## start Given data

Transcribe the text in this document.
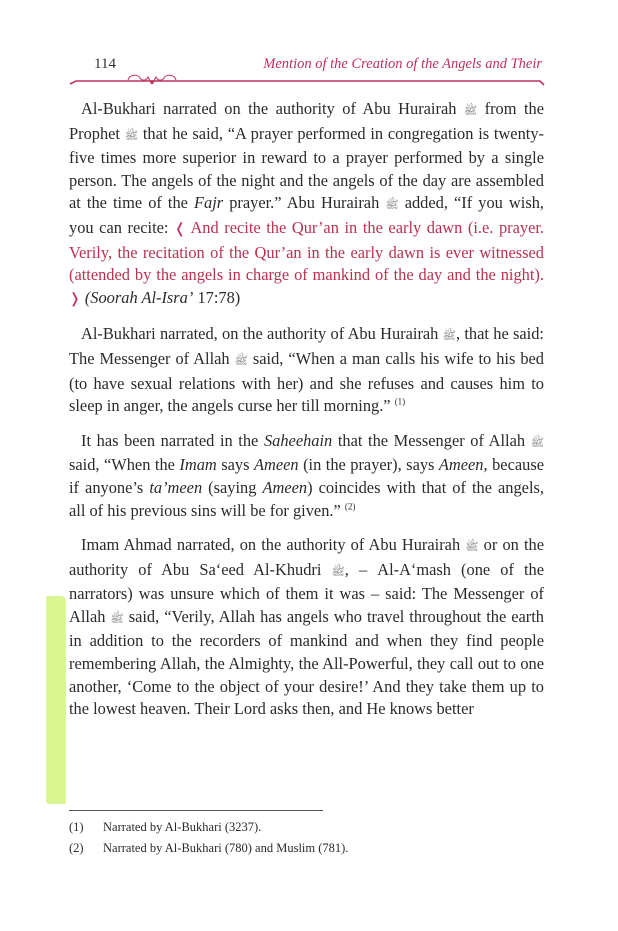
114	Mention of the Creation of the Angels and Their

Al-Bukhari narrated on the authority of Abu Hurairah ﷺ from the Prophet ﷺ that he said, “A prayer performed in congregation is twenty-five times more superior in reward to a prayer performed by a single person. The angels of the night and the angels of the day are assembled at the time of the Fajr prayer.” Abu Hurairah ﷺ added, “If you wish, you can recite: ❬ And recite the Qur’an in the early dawn (i.e. prayer. Verily, the recitation of the Qur’an in the early dawn is ever witnessed (attended by the angels in charge of mankind of the day and the night). ❭ (Soorah Al-Isra’ 17:78)

Al-Bukhari narrated, on the authority of Abu Hurairah ﷺ, that he said: The Messenger of Allah ﷺ said, “When a man calls his wife to his bed (to have sexual relations with her) and she refuses and causes him to sleep in anger, the angels curse her till morning.” $^{(1)}$

It has been narrated in the Saheehain that the Messenger of Allah ﷺ said, “When the Imam says Ameen (in the prayer), says Ameen, because if anyone’s ta’meen (saying Ameen) coincides with that of the angels, all of his previous sins will be for given.” $^{(2)}$

Imam Ahmad narrated, on the authority of Abu Hurairah ﷺ or on the authority of Abu Sa‘eed Al-Khudri ﷺ, – Al-A‘mash (one of the narrators) was unsure which of them it was – said: The Messenger of Allah ﷺ said, “Verily, Allah has angels who travel throughout the earth in addition to the recorders of mankind and when they find people remembering Allah, the Almighty, the All-Powerful, they call out to one another, ‘Come to the object of your desire!’ And they take them up to the lowest heaven. Their Lord asks then, and He knows better

(1)	Narrated by Al-Bukhari (3237).
(2)	Narrated by Al-Bukhari (780) and Muslim (781).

## end Given data

# Instructions to follow
Transcribe all the lines above exactly, apart from the pictures.

# Solution to the exercise
Transcribe the text in this document.
114	Mention of the Creation of the Angels and Their

Al-Bukhari narrated on the authority of Abu Hurairah ﷺ from the Prophet ﷺ that he said, “A prayer performed in congregation is twenty-five times more superior in reward to a prayer performed by a single person. The angels of the night and the angels of the day are assembled at the time of the Fajr prayer.” Abu Hurairah ﷺ added, “If you wish, you can recite: ❬ And recite the Qur’an in the early dawn (i.e. prayer. Verily, the recitation of the Qur’an in the early dawn is ever witnessed (attended by the angels in charge of mankind of the day and the night). ❭ (Soorah Al-Isra’ 17:78)

Al-Bukhari narrated, on the authority of Abu Hurairah ﷺ, that he said: The Messenger of Allah ﷺ said, “When a man calls his wife to his bed (to have sexual relations with her) and she refuses and causes him to sleep in anger, the angels curse her till morning.” $^{(1)}$

It has been narrated in the Saheehain that the Messenger of Allah ﷺ said, “When the Imam says Ameen (in the prayer), says Ameen, because if anyone’s ta’meen (saying Ameen) coincides with that of the angels, all of his previous sins will be for given.” $^{(2)}$

Imam Ahmad narrated, on the authority of Abu Hurairah ﷺ or on the authority of Abu Sa‘eed Al-Khudri ﷺ, – Al-A‘mash (one of the narrators) was unsure which of them it was – said: The Messenger of Allah ﷺ said, “Verily, Allah has angels who travel throughout the earth in addition to the recorders of mankind and when they find people remembering Allah, the Almighty, the All-Powerful, they call out to one another, ‘Come to the object of your desire!’ And they take them up to the lowest heaven. Their Lord asks then, and He knows better

(1)	Narrated by Al-Bukhari (3237).
(2)	Narrated by Al-Bukhari (780) and Muslim (781).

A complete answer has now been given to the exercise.